## Task goal
From the entries below, list each line with "this".

━━ Input ━━

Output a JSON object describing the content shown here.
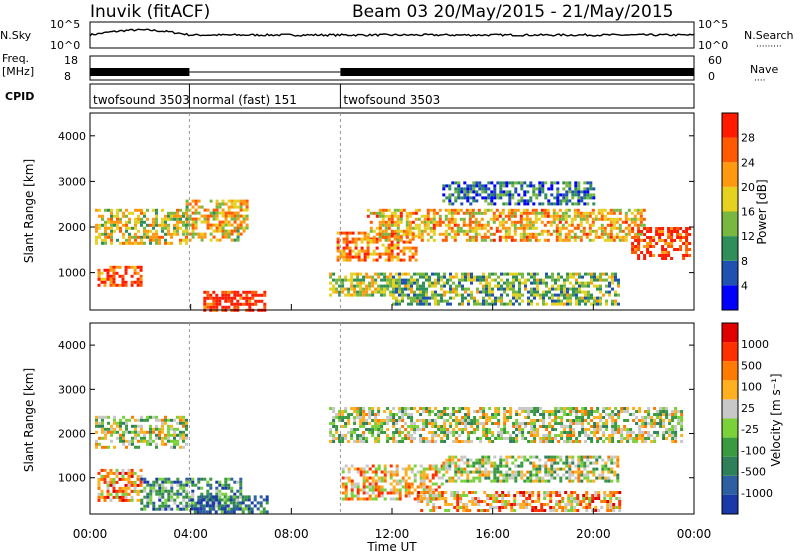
{
  "header": {
    "station": "Inuvik (fitACF)",
    "beam_info": "Beam 03  20/May/2015 - 21/May/2015"
  },
  "nsky_panel": {
    "left_label": "N.Sky",
    "right_label": "N.Search",
    "right_legend": "·········",
    "left_ticks": [
      "10^5",
      "10^0"
    ],
    "right_ticks": [
      "10^5",
      "10^0"
    ]
  },
  "freq_panel": {
    "left_label": "Freq.",
    "left_unit": "[MHz]",
    "right_label": "Nave",
    "right_legend": "····",
    "left_ticks": [
      "18",
      "8"
    ],
    "right_ticks": [
      "60",
      "0"
    ]
  },
  "cpid_panel": {
    "label": "CPID",
    "segments": [
      {
        "start_hour": 0.0,
        "end_hour": 3.95,
        "text": "twofsound 3503"
      },
      {
        "start_hour": 3.95,
        "end_hour": 9.95,
        "text": "normal (fast) 151"
      },
      {
        "start_hour": 9.95,
        "end_hour": 24.0,
        "text": "twofsound 3503"
      }
    ]
  },
  "time_axis": {
    "label": "Time UT",
    "tick_labels": [
      "00:00",
      "04:00",
      "08:00",
      "12:00",
      "16:00",
      "20:00",
      "00:00"
    ]
  },
  "chart_data": [
    {
      "type": "heatmap",
      "panel": "power",
      "ylabel": "Slant Range [km]",
      "x_range_hours": [
        0,
        24
      ],
      "ylim": [
        180,
        4500
      ],
      "y_ticks": [
        1000,
        2000,
        3000,
        4000
      ],
      "colorbar": {
        "label": "Power [dB]",
        "tick_labels": [
          "4",
          "8",
          "12",
          "16",
          "20",
          "24",
          "28"
        ],
        "colors": [
          "#0000ff",
          "#2050b0",
          "#2f8f5a",
          "#78b840",
          "#e6d020",
          "#ff9a10",
          "#ff5a00",
          "#ff1a00"
        ]
      },
      "echo_bands": [
        {
          "t0": 0.3,
          "t1": 2.0,
          "r0": 700,
          "r1": 1150,
          "v": 0.85
        },
        {
          "t0": 0.2,
          "t1": 3.8,
          "r0": 1650,
          "r1": 2400,
          "v": 0.55
        },
        {
          "t0": 4.5,
          "t1": 7.0,
          "r0": 200,
          "r1": 600,
          "v": 0.95
        },
        {
          "t0": 3.8,
          "t1": 6.3,
          "r0": 1700,
          "r1": 2600,
          "v": 0.6
        },
        {
          "t0": 9.8,
          "t1": 13.0,
          "r0": 1300,
          "r1": 1900,
          "v": 0.75
        },
        {
          "t0": 9.5,
          "t1": 12.0,
          "r0": 500,
          "r1": 1000,
          "v": 0.5
        },
        {
          "t0": 11.0,
          "t1": 22.0,
          "r0": 1700,
          "r1": 2400,
          "v": 0.65
        },
        {
          "t0": 12.0,
          "t1": 21.0,
          "r0": 300,
          "r1": 1000,
          "v": 0.4
        },
        {
          "t0": 21.5,
          "t1": 23.8,
          "r0": 1300,
          "r1": 2000,
          "v": 0.9
        },
        {
          "t0": 14.0,
          "t1": 20.0,
          "r0": 2500,
          "r1": 3000,
          "v": 0.25
        }
      ]
    },
    {
      "type": "heatmap",
      "panel": "velocity",
      "ylabel": "Slant Range [km]",
      "x_range_hours": [
        0,
        24
      ],
      "ylim": [
        180,
        4500
      ],
      "y_ticks": [
        1000,
        2000,
        3000,
        4000
      ],
      "colorbar": {
        "label": "Velocity [m s⁻¹]",
        "tick_labels": [
          "1000",
          "500",
          "100",
          "25",
          "-25",
          "-100",
          "-500",
          "-1000"
        ],
        "colors": [
          "#1a3aa8",
          "#2e5fa0",
          "#2f7f5a",
          "#3a9a40",
          "#7ad13a",
          "#c8c8c8",
          "#ffb020",
          "#ff7a00",
          "#ff3000",
          "#e00000"
        ]
      },
      "echo_bands": [
        {
          "t0": 0.2,
          "t1": 3.8,
          "r0": 1700,
          "r1": 2400,
          "v": 0.5
        },
        {
          "t0": 0.3,
          "t1": 2.0,
          "r0": 500,
          "r1": 1200,
          "v": 0.7
        },
        {
          "t0": 2.0,
          "t1": 6.0,
          "r0": 300,
          "r1": 1000,
          "v": 0.3
        },
        {
          "t0": 4.0,
          "t1": 7.0,
          "r0": 200,
          "r1": 600,
          "v": 0.2
        },
        {
          "t0": 9.5,
          "t1": 23.5,
          "r0": 1800,
          "r1": 2600,
          "v": 0.5
        },
        {
          "t0": 10.0,
          "t1": 14.0,
          "r0": 500,
          "r1": 1300,
          "v": 0.65
        },
        {
          "t0": 13.0,
          "t1": 21.0,
          "r0": 250,
          "r1": 700,
          "v": 0.68
        },
        {
          "t0": 14.0,
          "t1": 21.0,
          "r0": 900,
          "r1": 1500,
          "v": 0.5
        }
      ]
    }
  ]
}
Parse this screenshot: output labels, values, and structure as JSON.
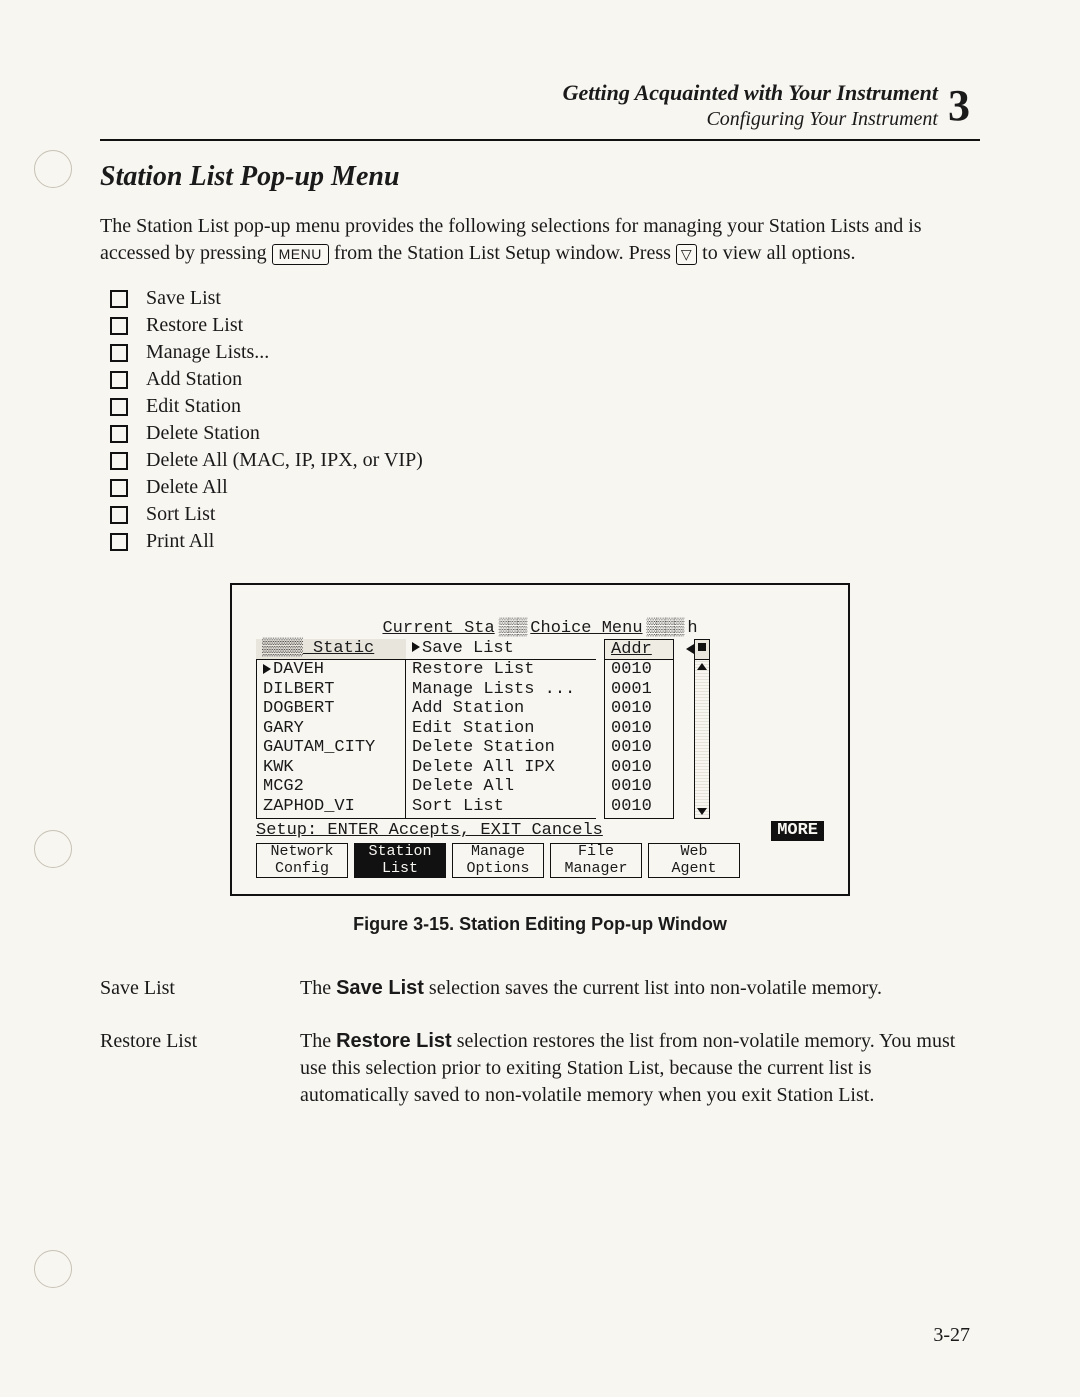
{
  "header": {
    "title": "Getting Acquainted with Your Instrument",
    "subtitle": "Configuring Your Instrument",
    "chapter_number": "3"
  },
  "section_title": "Station List Pop-up Menu",
  "intro": {
    "part1": "The Station List pop-up menu provides the following selections for managing your Station Lists and is accessed by pressing ",
    "key1": "MENU",
    "part2": " from the Station List Setup window.  Press ",
    "key2": "▽",
    "part3": " to view all options."
  },
  "menu_items": [
    "Save List",
    "Restore List",
    "Manage Lists...",
    "Add Station",
    "Edit Station",
    "Delete Station",
    "Delete All (MAC, IP, IPX, or VIP)",
    "Delete All",
    "Sort List",
    "Print All"
  ],
  "screen": {
    "title_left": "Current Sta",
    "title_mid": "Choice Menu",
    "subheader_left": "Static",
    "subheader_addr": "Addr",
    "stations": [
      "DAVEH",
      "DILBERT",
      "DOGBERT",
      "GARY",
      "GAUTAM_CITY",
      "KWK",
      "MCG2",
      "ZAPHOD_VI"
    ],
    "choices": [
      "Save List",
      "Restore List",
      "Manage Lists ...",
      "Add Station",
      "Edit Station",
      "Delete Station",
      "Delete All IPX",
      "Delete All",
      "Sort List"
    ],
    "addrs": [
      "0010",
      "0001",
      "0010",
      "0010",
      "0010",
      "0010",
      "0010",
      "0010"
    ],
    "setup_line": "Setup: ENTER Accepts, EXIT Cancels",
    "more": "MORE",
    "tabs": [
      {
        "l1": "Network",
        "l2": "Config",
        "active": false
      },
      {
        "l1": "Station",
        "l2": "List",
        "active": true
      },
      {
        "l1": "Manage",
        "l2": "Options",
        "active": false
      },
      {
        "l1": "File",
        "l2": "Manager",
        "active": false
      },
      {
        "l1": "Web",
        "l2": "Agent",
        "active": false
      }
    ]
  },
  "figure_caption": "Figure 3-15.  Station Editing Pop-up Window",
  "definitions": [
    {
      "term": "Save List",
      "bold": "Save List",
      "pre": "The ",
      "post": " selection saves the current list into non-volatile memory."
    },
    {
      "term": "Restore List",
      "bold": "Restore List",
      "pre": "The ",
      "post": " selection restores the list from non-volatile memory.  You must use this selection prior to exiting Station List, because the current list is automatically saved to non-volatile memory when you exit Station List."
    }
  ],
  "page_number": "3-27"
}
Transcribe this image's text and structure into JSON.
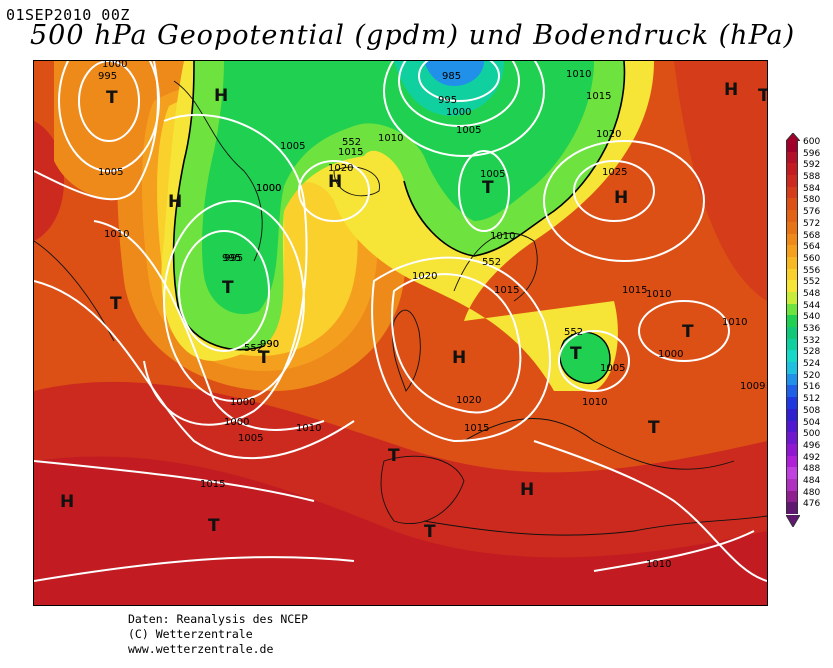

━━━

## Full solution
Parse this screenshot: output labels, values, and structure as JSON.
      "post": " selection restores the list from non-volatile memory.  You must use this selection prior to exiting Station List, because the current list is automatically saved to non-volatile memory when you exit Station List."
Transcribe this image's text and structure into JSON.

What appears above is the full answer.